**Written problem**
Go through the data below and gather each line containing "assessments".

-- start of Entries --

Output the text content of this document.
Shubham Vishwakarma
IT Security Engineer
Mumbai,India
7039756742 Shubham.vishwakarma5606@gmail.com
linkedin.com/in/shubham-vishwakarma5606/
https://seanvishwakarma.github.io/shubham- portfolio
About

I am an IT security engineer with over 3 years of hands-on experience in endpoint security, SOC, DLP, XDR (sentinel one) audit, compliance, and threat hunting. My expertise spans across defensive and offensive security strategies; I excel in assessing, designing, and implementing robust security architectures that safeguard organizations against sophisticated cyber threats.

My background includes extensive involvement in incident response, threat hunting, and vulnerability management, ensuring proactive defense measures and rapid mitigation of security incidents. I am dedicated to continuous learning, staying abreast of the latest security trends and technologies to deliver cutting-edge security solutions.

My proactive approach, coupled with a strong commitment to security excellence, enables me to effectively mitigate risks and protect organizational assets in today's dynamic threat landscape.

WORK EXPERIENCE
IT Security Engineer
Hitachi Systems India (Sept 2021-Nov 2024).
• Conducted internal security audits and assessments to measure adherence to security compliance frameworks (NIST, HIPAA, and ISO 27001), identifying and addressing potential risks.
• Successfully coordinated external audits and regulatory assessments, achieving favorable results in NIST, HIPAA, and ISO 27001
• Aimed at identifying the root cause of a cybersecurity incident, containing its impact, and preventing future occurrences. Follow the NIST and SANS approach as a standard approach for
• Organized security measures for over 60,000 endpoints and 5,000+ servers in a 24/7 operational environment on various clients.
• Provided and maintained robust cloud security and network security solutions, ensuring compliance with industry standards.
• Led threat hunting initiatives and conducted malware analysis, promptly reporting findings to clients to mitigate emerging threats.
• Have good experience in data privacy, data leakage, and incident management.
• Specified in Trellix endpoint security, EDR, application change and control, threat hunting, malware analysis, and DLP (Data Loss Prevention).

-- end of Entries --

**Output below**
• Conducted internal security audits and assessments to measure adherence to security compliance frameworks (NIST, HIPAA, and ISO 27001), identifying and addressing potential risks.
• Successfully coordinated external audits and regulatory assessments, achieving favorable results in NIST, HIPAA, and ISO 27001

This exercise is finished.